Task prompt: Set the following entries down again exactly, line by line.

BEGIN Input

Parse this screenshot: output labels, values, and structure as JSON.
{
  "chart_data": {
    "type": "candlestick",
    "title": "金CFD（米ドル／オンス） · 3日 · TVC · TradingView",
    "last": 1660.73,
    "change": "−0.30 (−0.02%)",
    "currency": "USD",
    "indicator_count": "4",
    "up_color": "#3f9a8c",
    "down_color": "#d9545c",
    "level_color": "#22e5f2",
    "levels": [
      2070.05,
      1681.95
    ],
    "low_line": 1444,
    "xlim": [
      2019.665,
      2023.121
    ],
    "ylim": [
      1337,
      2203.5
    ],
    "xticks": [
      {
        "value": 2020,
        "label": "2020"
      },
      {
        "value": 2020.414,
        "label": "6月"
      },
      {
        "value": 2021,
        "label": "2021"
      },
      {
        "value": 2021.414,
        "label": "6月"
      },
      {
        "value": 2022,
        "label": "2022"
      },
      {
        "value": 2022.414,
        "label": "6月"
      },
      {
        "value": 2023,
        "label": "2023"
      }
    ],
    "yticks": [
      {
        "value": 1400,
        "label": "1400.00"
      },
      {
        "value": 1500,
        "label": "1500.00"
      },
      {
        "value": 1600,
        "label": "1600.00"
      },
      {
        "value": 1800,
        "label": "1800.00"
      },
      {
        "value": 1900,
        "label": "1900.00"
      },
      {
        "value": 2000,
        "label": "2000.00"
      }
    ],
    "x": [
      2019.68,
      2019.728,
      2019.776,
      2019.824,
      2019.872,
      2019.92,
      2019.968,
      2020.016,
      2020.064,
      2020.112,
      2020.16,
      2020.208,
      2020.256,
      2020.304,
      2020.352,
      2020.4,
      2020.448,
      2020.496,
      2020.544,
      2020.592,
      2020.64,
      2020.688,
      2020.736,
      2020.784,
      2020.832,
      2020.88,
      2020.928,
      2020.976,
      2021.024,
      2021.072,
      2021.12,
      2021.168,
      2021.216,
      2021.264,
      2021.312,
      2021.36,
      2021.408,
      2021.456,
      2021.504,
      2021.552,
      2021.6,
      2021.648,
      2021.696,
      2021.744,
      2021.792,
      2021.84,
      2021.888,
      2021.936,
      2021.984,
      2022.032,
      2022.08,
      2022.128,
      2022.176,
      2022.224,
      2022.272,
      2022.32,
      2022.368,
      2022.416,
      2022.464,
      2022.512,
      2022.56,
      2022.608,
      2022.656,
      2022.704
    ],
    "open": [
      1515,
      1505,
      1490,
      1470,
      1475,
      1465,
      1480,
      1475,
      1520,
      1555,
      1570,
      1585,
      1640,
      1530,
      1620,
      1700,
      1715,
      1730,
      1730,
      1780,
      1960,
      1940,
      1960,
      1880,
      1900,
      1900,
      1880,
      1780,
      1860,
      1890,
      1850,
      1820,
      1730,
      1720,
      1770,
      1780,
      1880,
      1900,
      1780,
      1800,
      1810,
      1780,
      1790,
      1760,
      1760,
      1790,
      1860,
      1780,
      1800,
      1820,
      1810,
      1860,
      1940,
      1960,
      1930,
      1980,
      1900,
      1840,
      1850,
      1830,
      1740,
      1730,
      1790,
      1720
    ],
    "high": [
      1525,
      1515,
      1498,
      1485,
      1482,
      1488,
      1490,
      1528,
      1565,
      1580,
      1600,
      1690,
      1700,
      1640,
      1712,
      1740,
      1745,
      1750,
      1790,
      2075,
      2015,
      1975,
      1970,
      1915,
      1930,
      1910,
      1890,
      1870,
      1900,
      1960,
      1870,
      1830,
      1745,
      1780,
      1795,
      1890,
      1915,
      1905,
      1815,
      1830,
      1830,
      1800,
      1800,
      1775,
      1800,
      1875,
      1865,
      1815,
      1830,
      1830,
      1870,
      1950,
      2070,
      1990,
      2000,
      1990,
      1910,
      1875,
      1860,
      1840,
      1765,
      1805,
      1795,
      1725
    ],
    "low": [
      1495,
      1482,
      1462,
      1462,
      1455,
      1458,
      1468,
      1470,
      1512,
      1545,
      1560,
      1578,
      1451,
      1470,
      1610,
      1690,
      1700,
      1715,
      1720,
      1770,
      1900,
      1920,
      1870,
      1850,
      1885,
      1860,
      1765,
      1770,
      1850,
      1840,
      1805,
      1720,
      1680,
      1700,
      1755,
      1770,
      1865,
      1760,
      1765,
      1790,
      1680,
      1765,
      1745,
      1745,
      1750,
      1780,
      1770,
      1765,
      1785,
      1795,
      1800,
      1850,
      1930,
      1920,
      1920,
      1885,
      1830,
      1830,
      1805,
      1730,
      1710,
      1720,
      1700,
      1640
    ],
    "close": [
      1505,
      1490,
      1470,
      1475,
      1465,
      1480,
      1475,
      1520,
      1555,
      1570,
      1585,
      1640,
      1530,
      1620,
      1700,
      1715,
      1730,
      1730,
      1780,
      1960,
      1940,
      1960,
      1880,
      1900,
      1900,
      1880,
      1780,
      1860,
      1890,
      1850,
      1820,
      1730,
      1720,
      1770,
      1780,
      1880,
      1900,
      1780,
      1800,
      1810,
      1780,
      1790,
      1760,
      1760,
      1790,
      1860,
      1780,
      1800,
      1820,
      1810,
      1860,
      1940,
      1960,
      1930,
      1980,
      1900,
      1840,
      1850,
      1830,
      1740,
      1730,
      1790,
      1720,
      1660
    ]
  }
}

END Input

Task output:
Parse this screenshot: output labels, values, and structure as JSON.
{
  "chart_data": {
    "type": "candlestick",
    "title": "金CFD（米ドル／オンス） · 3日 · TVC · TradingView",
    "last": 1660.73,
    "change": "−0.30 (−0.02%)",
    "currency": "USD",
    "indicator_count": "4",
    "up_color": "#3f9a8c",
    "down_color": "#d9545c",
    "level_color": "#22e5f2",
    "levels": [
      2070.05,
      1681.95
    ],
    "low_line": 1444,
    "xlim": [
      2019.665,
      2023.121
    ],
    "ylim": [
      1337,
      2203.5
    ],
    "xticks": [
      {
        "value": 2020,
        "label": "2020"
      },
      {
        "value": 2020.414,
        "label": "6月"
      },
      {
        "value": 2021,
        "label": "2021"
      },
      {
        "value": 2021.414,
        "label": "6月"
      },
      {
        "value": 2022,
        "label": "2022"
      },
      {
        "value": 2022.414,
        "label": "6月"
      },
      {
        "value": 2023,
        "label": "2023"
      }
    ],
    "yticks": [
      {
        "value": 1400,
        "label": "1400.00"
      },
      {
        "value": 1500,
        "label": "1500.00"
      },
      {
        "value": 1600,
        "label": "1600.00"
      },
      {
        "value": 1800,
        "label": "1800.00"
      },
      {
        "value": 1900,
        "label": "1900.00"
      },
      {
        "value": 2000,
        "label": "2000.00"
      }
    ],
    "x": [
      2019.68,
      2019.728,
      2019.776,
      2019.824,
      2019.872,
      2019.92,
      2019.968,
      2020.016,
      2020.064,
      2020.112,
      2020.16,
      2020.208,
      2020.256,
      2020.304,
      2020.352,
      2020.4,
      2020.448,
      2020.496,
      2020.544,
      2020.592,
      2020.64,
      2020.688,
      2020.736,
      2020.784,
      2020.832,
      2020.88,
      2020.928,
      2020.976,
      2021.024,
      2021.072,
      2021.12,
      2021.168,
      2021.216,
      2021.264,
      2021.312,
      2021.36,
      2021.408,
      2021.456,
      2021.504,
      2021.552,
      2021.6,
      2021.648,
      2021.696,
      2021.744,
      2021.792,
      2021.84,
      2021.888,
      2021.936,
      2021.984,
      2022.032,
      2022.08,
      2022.128,
      2022.176,
      2022.224,
      2022.272,
      2022.32,
      2022.368,
      2022.416,
      2022.464,
      2022.512,
      2022.56,
      2022.608,
      2022.656,
      2022.704
    ],
    "open": [
      1515,
      1505,
      1490,
      1470,
      1475,
      1465,
      1480,
      1475,
      1520,
      1555,
      1570,
      1585,
      1640,
      1530,
      1620,
      1700,
      1715,
      1730,
      1730,
      1780,
      1960,
      1940,
      1960,
      1880,
      1900,
      1900,
      1880,
      1780,
      1860,
      1890,
      1850,
      1820,
      1730,
      1720,
      1770,
      1780,
      1880,
      1900,
      1780,
      1800,
      1810,
      1780,
      1790,
      1760,
      1760,
      1790,
      1860,
      1780,
      1800,
      1820,
      1810,
      1860,
      1940,
      1960,
      1930,
      1980,
      1900,
      1840,
      1850,
      1830,
      1740,
      1730,
      1790,
      1720
    ],
    "high": [
      1525,
      1515,
      1498,
      1485,
      1482,
      1488,
      1490,
      1528,
      1565,
      1580,
      1600,
      1690,
      1700,
      1640,
      1712,
      1740,
      1745,
      1750,
      1790,
      2075,
      2015,
      1975,
      1970,
      1915,
      1930,
      1910,
      1890,
      1870,
      1900,
      1960,
      1870,
      1830,
      1745,
      1780,
      1795,
      1890,
      1915,
      1905,
      1815,
      1830,
      1830,
      1800,
      1800,
      1775,
      1800,
      1875,
      1865,
      1815,
      1830,
      1830,
      1870,
      1950,
      2070,
      1990,
      2000,
      1990,
      1910,
      1875,
      1860,
      1840,
      1765,
      1805,
      1795,
      1725
    ],
    "low": [
      1495,
      1482,
      1462,
      1462,
      1455,
      1458,
      1468,
      1470,
      1512,
      1545,
      1560,
      1578,
      1451,
      1470,
      1610,
      1690,
      1700,
      1715,
      1720,
      1770,
      1900,
      1920,
      1870,
      1850,
      1885,
      1860,
      1765,
      1770,
      1850,
      1840,
      1805,
      1720,
      1680,
      1700,
      1755,
      1770,
      1865,
      1760,
      1765,
      1790,
      1680,
      1765,
      1745,
      1745,
      1750,
      1780,
      1770,
      1765,
      1785,
      1795,
      1800,
      1850,
      1930,
      1920,
      1920,
      1885,
      1830,
      1830,
      1805,
      1730,
      1710,
      1720,
      1700,
      1640
    ],
    "close": [
      1505,
      1490,
      1470,
      1475,
      1465,
      1480,
      1475,
      1520,
      1555,
      1570,
      1585,
      1640,
      1530,
      1620,
      1700,
      1715,
      1730,
      1730,
      1780,
      1960,
      1940,
      1960,
      1880,
      1900,
      1900,
      1880,
      1780,
      1860,
      1890,
      1850,
      1820,
      1730,
      1720,
      1770,
      1780,
      1880,
      1900,
      1780,
      1800,
      1810,
      1780,
      1790,
      1760,
      1760,
      1790,
      1860,
      1780,
      1800,
      1820,
      1810,
      1860,
      1940,
      1960,
      1930,
      1980,
      1900,
      1840,
      1850,
      1830,
      1740,
      1730,
      1790,
      1720,
      1660
    ]
  }
}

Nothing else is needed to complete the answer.